╔══

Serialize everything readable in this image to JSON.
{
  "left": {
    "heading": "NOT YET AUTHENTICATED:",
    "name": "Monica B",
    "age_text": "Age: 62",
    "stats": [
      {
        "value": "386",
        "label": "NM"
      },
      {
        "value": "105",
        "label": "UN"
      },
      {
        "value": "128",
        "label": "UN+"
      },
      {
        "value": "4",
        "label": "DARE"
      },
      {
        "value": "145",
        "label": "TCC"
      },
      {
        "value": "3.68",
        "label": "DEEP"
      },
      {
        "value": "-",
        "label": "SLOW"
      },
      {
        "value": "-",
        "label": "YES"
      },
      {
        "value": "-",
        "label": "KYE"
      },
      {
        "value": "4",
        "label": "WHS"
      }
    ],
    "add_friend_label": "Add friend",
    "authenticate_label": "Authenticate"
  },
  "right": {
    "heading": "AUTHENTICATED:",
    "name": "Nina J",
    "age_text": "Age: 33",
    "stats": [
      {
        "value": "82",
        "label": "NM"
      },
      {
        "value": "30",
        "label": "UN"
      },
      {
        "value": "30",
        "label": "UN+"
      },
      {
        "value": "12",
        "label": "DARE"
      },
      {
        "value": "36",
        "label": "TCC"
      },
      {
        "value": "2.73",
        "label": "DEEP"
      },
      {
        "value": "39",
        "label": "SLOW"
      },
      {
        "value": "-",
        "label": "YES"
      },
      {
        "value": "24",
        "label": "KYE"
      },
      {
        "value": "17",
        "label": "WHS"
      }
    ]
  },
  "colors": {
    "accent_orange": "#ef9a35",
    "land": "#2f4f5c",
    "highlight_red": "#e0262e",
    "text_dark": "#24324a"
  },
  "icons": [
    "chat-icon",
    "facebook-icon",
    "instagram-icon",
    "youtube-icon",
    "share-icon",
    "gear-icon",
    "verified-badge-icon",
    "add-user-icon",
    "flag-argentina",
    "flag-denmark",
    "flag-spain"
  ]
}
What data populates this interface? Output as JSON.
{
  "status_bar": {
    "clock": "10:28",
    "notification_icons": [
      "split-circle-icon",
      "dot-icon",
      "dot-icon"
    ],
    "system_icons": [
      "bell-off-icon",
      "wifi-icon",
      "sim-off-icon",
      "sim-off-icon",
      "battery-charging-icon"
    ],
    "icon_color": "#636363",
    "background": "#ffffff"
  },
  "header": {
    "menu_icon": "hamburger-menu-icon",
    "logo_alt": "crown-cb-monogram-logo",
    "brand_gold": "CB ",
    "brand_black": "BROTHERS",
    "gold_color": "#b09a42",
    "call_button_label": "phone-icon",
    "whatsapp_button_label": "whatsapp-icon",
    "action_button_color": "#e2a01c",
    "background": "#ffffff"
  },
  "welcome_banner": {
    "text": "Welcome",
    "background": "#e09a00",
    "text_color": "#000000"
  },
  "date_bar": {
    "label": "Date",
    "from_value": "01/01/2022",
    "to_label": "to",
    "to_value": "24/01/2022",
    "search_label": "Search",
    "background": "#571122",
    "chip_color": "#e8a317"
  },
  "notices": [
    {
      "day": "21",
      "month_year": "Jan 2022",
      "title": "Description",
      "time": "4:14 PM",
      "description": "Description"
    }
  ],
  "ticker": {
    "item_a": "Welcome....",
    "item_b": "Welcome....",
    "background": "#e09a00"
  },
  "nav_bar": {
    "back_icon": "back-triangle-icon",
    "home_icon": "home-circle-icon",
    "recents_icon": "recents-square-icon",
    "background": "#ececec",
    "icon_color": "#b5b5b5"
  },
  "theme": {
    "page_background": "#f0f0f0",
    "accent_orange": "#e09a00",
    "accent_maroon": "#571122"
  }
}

╚══

**TASK BRIEF**
Take the listing above and write it out again exactly.

**PROBLEM SOLUTION**
Serialize everything readable in this image to JSON.
{
  "left": {
    "heading": "NOT YET AUTHENTICATED:",
    "name": "Monica B",
    "age_text": "Age: 62",
    "stats": [
      {
        "value": "386",
        "label": "NM"
      },
      {
        "value": "105",
        "label": "UN"
      },
      {
        "value": "128",
        "label": "UN+"
      },
      {
        "value": "4",
        "label": "DARE"
      },
      {
        "value": "145",
        "label": "TCC"
      },
      {
        "value": "3.68",
        "label": "DEEP"
      },
      {
        "value": "-",
        "label": "SLOW"
      },
      {
        "value": "-",
        "label": "YES"
      },
      {
        "value": "-",
        "label": "KYE"
      },
      {
        "value": "4",
        "label": "WHS"
      }
    ],
    "add_friend_label": "Add friend",
    "authenticate_label": "Authenticate"
  },
  "right": {
    "heading": "AUTHENTICATED:",
    "name": "Nina J",
    "age_text": "Age: 33",
    "stats": [
      {
        "value": "82",
        "label": "NM"
      },
      {
        "value": "30",
        "label": "UN"
      },
      {
        "value": "30",
        "label": "UN+"
      },
      {
        "value": "12",
        "label": "DARE"
      },
      {
        "value": "36",
        "label": "TCC"
      },
      {
        "value": "2.73",
        "label": "DEEP"
      },
      {
        "value": "39",
        "label": "SLOW"
      },
      {
        "value": "-",
        "label": "YES"
      },
      {
        "value": "24",
        "label": "KYE"
      },
      {
        "value": "17",
        "label": "WHS"
      }
    ]
  },
  "colors": {
    "accent_orange": "#ef9a35",
    "land": "#2f4f5c",
    "highlight_red": "#e0262e",
    "text_dark": "#24324a"
  },
  "icons": [
    "chat-icon",
    "facebook-icon",
    "instagram-icon",
    "youtube-icon",
    "share-icon",
    "gear-icon",
    "verified-badge-icon",
    "add-user-icon",
    "flag-argentina",
    "flag-denmark",
    "flag-spain"
  ]
}
What data populates this interface? Output as JSON.
{
  "status_bar": {
    "clock": "10:28",
    "notification_icons": [
      "split-circle-icon",
      "dot-icon",
      "dot-icon"
    ],
    "system_icons": [
      "bell-off-icon",
      "wifi-icon",
      "sim-off-icon",
      "sim-off-icon",
      "battery-charging-icon"
    ],
    "icon_color": "#636363",
    "background": "#ffffff"
  },
  "header": {
    "menu_icon": "hamburger-menu-icon",
    "logo_alt": "crown-cb-monogram-logo",
    "brand_gold": "CB ",
    "brand_black": "BROTHERS",
    "gold_color": "#b09a42",
    "call_button_label": "phone-icon",
    "whatsapp_button_label": "whatsapp-icon",
    "action_button_color": "#e2a01c",
    "background": "#ffffff"
  },
  "welcome_banner": {
    "text": "Welcome",
    "background": "#e09a00",
    "text_color": "#000000"
  },
  "date_bar": {
    "label": "Date",
    "from_value": "01/01/2022",
    "to_label": "to",
    "to_value": "24/01/2022",
    "search_label": "Search",
    "background": "#571122",
    "chip_color": "#e8a317"
  },
  "notices": [
    {
      "day": "21",
      "month_year": "Jan 2022",
      "title": "Description",
      "time": "4:14 PM",
      "description": "Description"
    }
  ],
  "ticker": {
    "item_a": "Welcome....",
    "item_b": "Welcome....",
    "background": "#e09a00"
  },
  "nav_bar": {
    "back_icon": "back-triangle-icon",
    "home_icon": "home-circle-icon",
    "recents_icon": "recents-square-icon",
    "background": "#ececec",
    "icon_color": "#b5b5b5"
  },
  "theme": {
    "page_background": "#f0f0f0",
    "accent_orange": "#e09a00",
    "accent_maroon": "#571122"
  }
}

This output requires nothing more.